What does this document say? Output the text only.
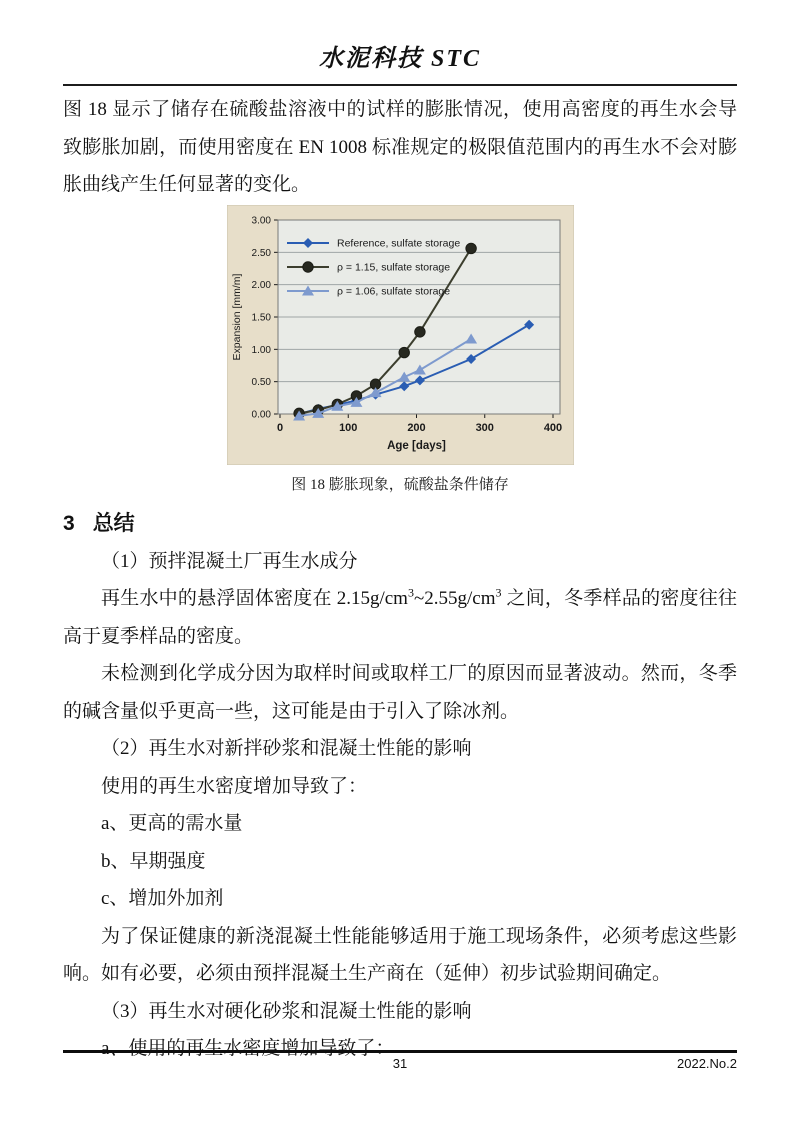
水泥科技 STC

图 18 显示了储存在硫酸盐溶液中的试样的膨胀情况，使用高密度的再生水会导致膨胀加剧，而使用密度在 EN 1008 标准规定的极限值范围内的再生水不会对膨胀曲线产生任何显著的变化。

0.00
0.50
1.00
1.50
2.00
2.50
3.00
0	100	200	300	400
Age [days]
Expansion [mm/m]
Reference, sulfate storage
ρ = 1.15, sulfate storage
ρ = 1.06, sulfate storage
图 18 膨胀现象，硫酸盐条件储存
3 总结

（1）预拌混凝土厂再生水成分

再生水中的悬浮固体密度在 $2.15g/cm^3\sim 2.55g/cm^3$ 之间，冬季样品的密度往往高于夏季样品的密度。

未检测到化学成分因为取样时间或取样工厂的原因而显著波动。然而，冬季的碱含量似乎更高一些，这可能是由于引入了除冰剂。

（2）再生水对新拌砂浆和混凝土性能的影响

使用的再生水密度增加导致了：

a、更高的需水量

b、早期强度

c、增加外加剂

为了保证健康的新浇混凝土性能能够适用于施工现场条件，必须考虑这些影响。如有必要，必须由预拌混凝土生产商在（延伸）初步试验期间确定。

（3）再生水对硬化砂浆和混凝土性能的影响

a、使用的再生水密度增加导致了：

31	2022.No.2
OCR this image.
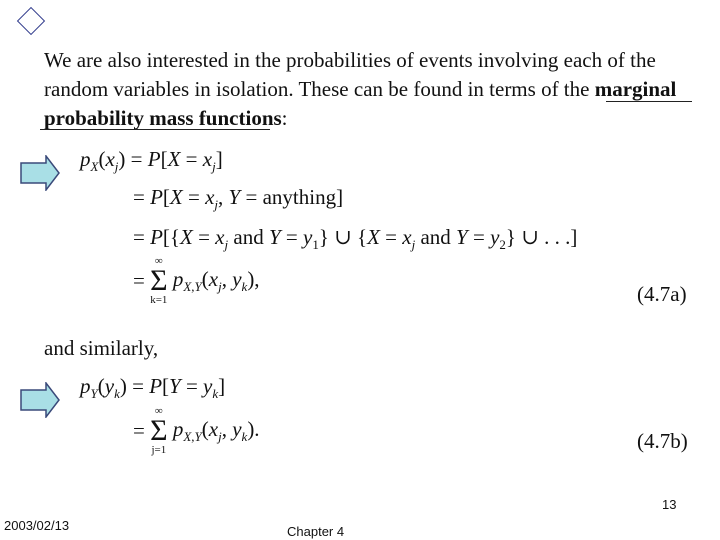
We are also interested in the probabilities of events involving each of the
random variables in isolation. These can be found in terms of the marginal
probability mass functions:
$p_X(x_j) = P[X = x_j]$
= $P[X = x_j$, Y = anything]
= $P[\{X = x_j$ and $Y = y_1$} ∪ {$X = x_j$ and $Y = y_2$} ∪ . . .]
=
∞
Σ
k=1
$p_{X,Y}(x_j$, $y_k$),
(4.7a)
and similarly,
$p_Y(y_k) = P[Y = y_k]$
=
∞
Σ
j=1
$p_{X,Y}(x_j$, $y_k$).
(4.7b)
13
2003/02/13	Chapter 4
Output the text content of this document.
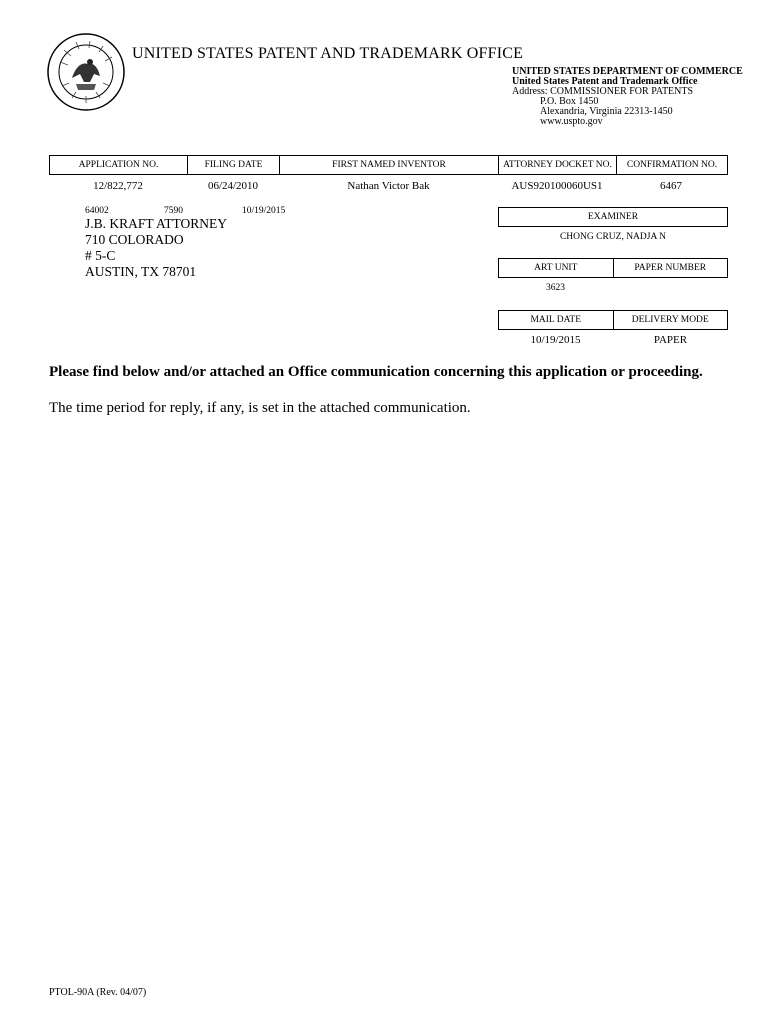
UNITED STATES PATENT AND TRADEMARK OFFICE
UNITED STATES DEPARTMENT OF COMMERCE
United States Patent and Trademark Office
Address: COMMISSIONER FOR PATENTS
P.O. Box 1450
Alexandria, Virginia 22313-1450
www.uspto.gov
APPLICATION NO.	FILING DATE	FIRST NAMED INVENTOR	ATTORNEY DOCKET NO.	CONFIRMATION NO.
12/822,772	06/24/2010	Nathan Victor Bak	AUS920100060US1	6467
64002	7590	10/19/2015
J.B. KRAFT ATTORNEY
710 COLORADO
# 5-C
AUSTIN, TX 78701
EXAMINER
CHONG CRUZ, NADJA N
ART UNIT	PAPER NUMBER
3623
MAIL DATE	DELIVERY MODE
10/19/2015	PAPER
Please find below and/or attached an Office communication concerning this application or proceeding.
The time period for reply, if any, is set in the attached communication.
PTOL-90A (Rev. 04/07)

###

*Given problem*. Images must not appear in the copy; reproduce everything else in the records verbatim.

*Completed exercise*.
What does this document say? Output the text only.
水泥科技 STC

图 18 显示了储存在硫酸盐溶液中的试样的膨胀情况，使用高密度的再生水会导致膨胀加剧，而使用密度在 EN 1008 标准规定的极限值范围内的再生水不会对膨胀曲线产生任何显著的变化。

0.00
0.50
1.00
1.50
2.00
2.50
3.00
0	100	200	300	400
Age [days]
Expansion [mm/m]
Reference, sulfate storage
ρ = 1.15, sulfate storage
ρ = 1.06, sulfate storage
图 18 膨胀现象，硫酸盐条件储存
3 总结

（1）预拌混凝土厂再生水成分

再生水中的悬浮固体密度在 $2.15g/cm^3\sim 2.55g/cm^3$ 之间，冬季样品的密度往往高于夏季样品的密度。

未检测到化学成分因为取样时间或取样工厂的原因而显著波动。然而，冬季的碱含量似乎更高一些，这可能是由于引入了除冰剂。

（2）再生水对新拌砂浆和混凝土性能的影响

使用的再生水密度增加导致了：

a、更高的需水量

b、早期强度

c、增加外加剂

为了保证健康的新浇混凝土性能能够适用于施工现场条件，必须考虑这些影响。如有必要，必须由预拌混凝土生产商在（延伸）初步试验期间确定。

（3）再生水对硬化砂浆和混凝土性能的影响

a、使用的再生水密度增加导致了：

31	2022.No.2
OCR this image.
We are also interested in the probabilities of events involving each of the
random variables in isolation. These can be found in terms of the marginal
probability mass functions:
$p_X(x_j) = P[X = x_j]$
= $P[X = x_j$, Y = anything]
= $P[\{X = x_j$ and $Y = y_1$} ∪ {$X = x_j$ and $Y = y_2$} ∪ . . .]
=
∞
Σ
k=1
$p_{X,Y}(x_j$, $y_k$),
(4.7a)
and similarly,
$p_Y(y_k) = P[Y = y_k]$
=
∞
Σ
j=1
$p_{X,Y}(x_j$, $y_k$).
(4.7b)
13
2003/02/13	Chapter 4
Output the text content of this document.
UNITED STATES PATENT AND TRADEMARK OFFICE
UNITED STATES DEPARTMENT OF COMMERCE
United States Patent and Trademark Office
Address: COMMISSIONER FOR PATENTS
P.O. Box 1450
Alexandria, Virginia 22313-1450
www.uspto.gov
APPLICATION NO.	FILING DATE	FIRST NAMED INVENTOR	ATTORNEY DOCKET NO.	CONFIRMATION NO.
12/822,772	06/24/2010	Nathan Victor Bak	AUS920100060US1	6467
64002	7590	10/19/2015
J.B. KRAFT ATTORNEY
710 COLORADO
# 5-C
AUSTIN, TX 78701
EXAMINER
CHONG CRUZ, NADJA N
ART UNIT	PAPER NUMBER
3623
MAIL DATE	DELIVERY MODE
10/19/2015	PAPER
Please find below and/or attached an Office communication concerning this application or proceeding.
The time period for reply, if any, is set in the attached communication.
PTOL-90A (Rev. 04/07)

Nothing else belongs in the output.